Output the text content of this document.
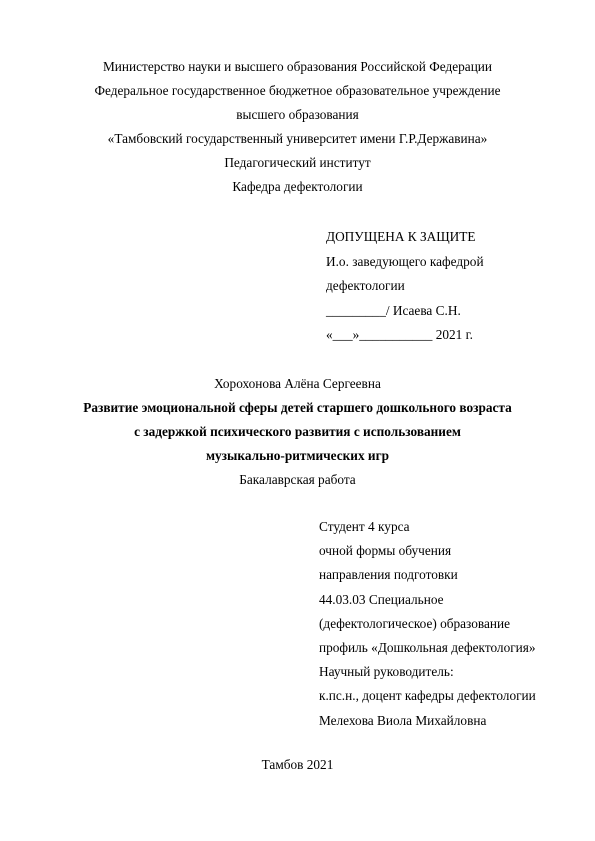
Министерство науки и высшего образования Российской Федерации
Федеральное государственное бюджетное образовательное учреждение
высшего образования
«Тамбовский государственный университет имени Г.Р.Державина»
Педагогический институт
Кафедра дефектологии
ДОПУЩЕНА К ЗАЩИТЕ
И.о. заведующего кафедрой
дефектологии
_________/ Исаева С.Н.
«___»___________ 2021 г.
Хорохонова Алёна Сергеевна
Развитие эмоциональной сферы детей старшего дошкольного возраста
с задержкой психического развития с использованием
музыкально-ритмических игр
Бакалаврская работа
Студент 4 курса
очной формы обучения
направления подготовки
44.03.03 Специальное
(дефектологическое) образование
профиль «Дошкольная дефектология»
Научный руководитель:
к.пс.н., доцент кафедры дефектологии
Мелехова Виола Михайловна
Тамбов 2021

**WHAT THE TASK REQUIRES:** Pull out every line holding "образования" from the records above, and copy it.

**EXERCISE ANSWER:**
Министерство науки и высшего образования Российской Федерации
высшего образования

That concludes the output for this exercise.